This post suppose to be posted on ytrd
But then I feel not so well and just save it in draft only
A post that I taip at 3.44am
Huh??
Why so late already I not yet sleep then
Cant fall in sleep
Even not feeling well
I keep bear for it
Just finish chat with someone too
……
As my title mentioned
JUST A MOMENT
A happy and peaceful time just in that moment only
It was pass
Should said it was end then
I hope so time can be stopped at that moment
I miss the moment
The moment
When Im in unhappy state
When im in moody condition
When I feel helpness
Once my post on FB
Someone appear immediately too
A “ what happen “
Make me feel spirit suddenly
My mood getting change better after that
Hmm
U keep comfort me
Even I din talk so much
Just stare on it what u tell me
And u just accompany me until the end
Actually
I know u were unhappy too
But u din showed out and even said out
And just keep comfort & accompany me
Even until im off9
U just follow to off it only
……
“ yumiko: why all ppl hv problem just come to find me,ngth den just throw me aside
kent: no yaa,I come on9 and help u
yumiko: why u will on9 suddenly ?
kent: I just on9 see what happened on u only lorr
yumiko: u din on ur hp?so hard to find u then ”
a msg from u
happy ohh
^^
kent: get it?i just on today for u only
yumiko: hmm,okay
kent: den can delete the group(babe dear) on msn that u create?
yumiko: if u want to delete it,I oso cant do anything yaa
kent: no yaa,I din say I want to delete it…if want delete,early I already delete it…not now just only asking u
yumiko: then if I say dun wan delete?
kent: okay okay,then dun want delete lorr…we just put it like that
yumiko: okay ”
(some parts of our chatting)

_GIVEN DATA:_
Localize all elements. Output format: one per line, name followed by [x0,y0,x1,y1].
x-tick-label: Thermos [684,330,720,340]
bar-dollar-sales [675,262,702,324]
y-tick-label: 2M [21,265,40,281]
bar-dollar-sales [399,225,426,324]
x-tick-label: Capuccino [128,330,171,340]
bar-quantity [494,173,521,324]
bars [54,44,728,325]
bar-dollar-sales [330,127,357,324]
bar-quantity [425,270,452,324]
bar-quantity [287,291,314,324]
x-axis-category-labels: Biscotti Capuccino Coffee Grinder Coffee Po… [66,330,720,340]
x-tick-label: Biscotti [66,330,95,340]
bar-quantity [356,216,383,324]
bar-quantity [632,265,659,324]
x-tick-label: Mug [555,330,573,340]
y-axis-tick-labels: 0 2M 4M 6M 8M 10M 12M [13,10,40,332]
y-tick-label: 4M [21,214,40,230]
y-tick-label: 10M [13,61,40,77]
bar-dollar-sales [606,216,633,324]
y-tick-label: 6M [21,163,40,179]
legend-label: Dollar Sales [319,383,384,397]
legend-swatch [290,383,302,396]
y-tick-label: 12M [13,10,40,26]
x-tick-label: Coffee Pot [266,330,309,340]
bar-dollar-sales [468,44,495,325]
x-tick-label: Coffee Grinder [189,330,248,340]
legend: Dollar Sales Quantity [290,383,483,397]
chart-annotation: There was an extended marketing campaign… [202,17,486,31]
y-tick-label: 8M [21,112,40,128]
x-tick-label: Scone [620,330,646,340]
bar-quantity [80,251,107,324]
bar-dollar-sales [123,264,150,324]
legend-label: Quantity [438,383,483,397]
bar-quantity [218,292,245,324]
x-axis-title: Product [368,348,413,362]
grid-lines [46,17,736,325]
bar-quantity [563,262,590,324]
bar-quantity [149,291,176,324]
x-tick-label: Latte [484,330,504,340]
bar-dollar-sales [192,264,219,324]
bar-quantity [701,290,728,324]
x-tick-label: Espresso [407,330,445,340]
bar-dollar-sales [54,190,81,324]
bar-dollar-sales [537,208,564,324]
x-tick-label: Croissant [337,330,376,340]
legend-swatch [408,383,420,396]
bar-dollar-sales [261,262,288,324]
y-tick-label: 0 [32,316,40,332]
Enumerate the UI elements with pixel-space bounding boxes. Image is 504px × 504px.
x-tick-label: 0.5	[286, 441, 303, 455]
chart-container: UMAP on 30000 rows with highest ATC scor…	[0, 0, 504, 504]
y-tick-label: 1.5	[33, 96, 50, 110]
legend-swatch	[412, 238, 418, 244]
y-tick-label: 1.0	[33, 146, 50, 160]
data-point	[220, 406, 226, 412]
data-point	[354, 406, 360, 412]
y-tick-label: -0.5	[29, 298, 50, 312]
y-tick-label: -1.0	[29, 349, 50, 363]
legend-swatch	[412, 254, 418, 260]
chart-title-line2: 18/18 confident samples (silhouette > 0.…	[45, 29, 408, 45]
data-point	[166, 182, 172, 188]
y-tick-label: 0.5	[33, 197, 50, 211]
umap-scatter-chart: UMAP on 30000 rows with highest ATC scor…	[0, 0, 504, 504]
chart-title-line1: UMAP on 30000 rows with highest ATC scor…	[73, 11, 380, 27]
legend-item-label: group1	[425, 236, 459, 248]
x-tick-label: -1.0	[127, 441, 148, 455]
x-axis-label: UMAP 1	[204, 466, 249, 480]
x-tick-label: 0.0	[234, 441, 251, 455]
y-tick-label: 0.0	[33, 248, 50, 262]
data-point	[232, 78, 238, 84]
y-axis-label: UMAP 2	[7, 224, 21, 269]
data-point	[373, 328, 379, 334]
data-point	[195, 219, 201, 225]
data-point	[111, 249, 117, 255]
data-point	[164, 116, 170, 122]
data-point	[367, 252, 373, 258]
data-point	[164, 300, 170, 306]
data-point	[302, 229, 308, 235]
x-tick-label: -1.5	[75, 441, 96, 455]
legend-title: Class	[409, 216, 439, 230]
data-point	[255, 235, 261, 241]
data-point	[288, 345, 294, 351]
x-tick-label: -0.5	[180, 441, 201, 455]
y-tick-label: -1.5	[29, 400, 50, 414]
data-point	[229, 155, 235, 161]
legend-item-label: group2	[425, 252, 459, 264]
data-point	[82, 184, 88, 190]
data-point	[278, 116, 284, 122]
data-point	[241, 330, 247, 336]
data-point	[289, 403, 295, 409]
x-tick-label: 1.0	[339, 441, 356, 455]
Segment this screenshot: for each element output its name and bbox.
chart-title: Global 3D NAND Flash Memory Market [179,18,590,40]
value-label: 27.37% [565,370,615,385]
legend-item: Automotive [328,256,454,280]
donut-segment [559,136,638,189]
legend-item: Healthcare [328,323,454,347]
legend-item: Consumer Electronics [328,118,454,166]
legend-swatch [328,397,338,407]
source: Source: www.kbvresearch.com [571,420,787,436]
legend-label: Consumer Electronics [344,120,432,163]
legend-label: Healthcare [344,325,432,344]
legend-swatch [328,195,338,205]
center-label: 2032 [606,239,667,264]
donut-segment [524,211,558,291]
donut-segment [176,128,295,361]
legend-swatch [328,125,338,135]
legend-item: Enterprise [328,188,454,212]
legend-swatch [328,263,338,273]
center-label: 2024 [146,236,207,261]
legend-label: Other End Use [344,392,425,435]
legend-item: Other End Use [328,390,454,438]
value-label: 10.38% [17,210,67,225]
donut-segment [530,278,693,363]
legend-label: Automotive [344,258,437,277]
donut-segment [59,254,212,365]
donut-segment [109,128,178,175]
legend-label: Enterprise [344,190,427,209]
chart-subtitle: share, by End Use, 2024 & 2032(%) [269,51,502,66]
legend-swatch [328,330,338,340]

_EXERCISE SET:_
a. Answer these about the blog post, one line each:
(i) At what time was the post typed?
(ii) On which site did the writer post before someone appeared immediately to ask what happened?
(iii) What was the name of the msn group that kent asked about deleting?
b. Carry the blog post about that happy moment further, picking up after its final line.

_TASK-BY-TASK OUTPUTS:_
a.
(i) 3.44am
(ii) FB
(iii) babe dear

b.
All the things u just leave for me
U said that on9 just bcoz of me
Thx u accompany me whole nite for ytrd
My mood getting better along the time u accompany me
But I dunno this moment will be going on in future again onot
I really miss this moment badly
For today
10112010
In a moody state too
Feeling tired
I dunno what can I do
I feel helpness at all
Miss u badly right now
Again my tears flow out
I text u then
Accompany from u tonite
I feel calm & warm while chatting with u
The feeling that u accompany me was really nice
And let me feel that u are still be with me at this moment
A secure feeling was out suddenly
Im getting calm & calm
And u just try keep comfort me to let me stop from crying
Again with u tonite
Actually
We still have heart between each other
We still love each other too
But……
bcoz u don’t want to hurt me again
u don’t even want to let me cry always again
u don’t want to let someone keep hurt & disturb me
So that u scare back to the time before
And make a choice to suffer yourself
U know it??
This is suffer for me too
About 4 months pass
I never put down u since we were break
I keep recall back the moment that we together
I even will cry alone every night at here too
But……
I keep ask myself to stop these all
Bcoz it was pass
And u not will back to my side again
Bcoz of someone we cant be together
Bcoz of someone we need to give up each other
Bcoz of someone we need to separate
Say truly
I really cant pass myself
It was hard for me to put down everything in a short time
Mayb need time then
1 day?
10 days?
100 days?
1 year?
2 years?
…………
I don’t know at all
Mayb one of my babe friend are right
“ This is the test for us from GOD ”
We off9 together then
Before going sleep
U tell me that long time din called me babe as well
kent :“ good nite babe ”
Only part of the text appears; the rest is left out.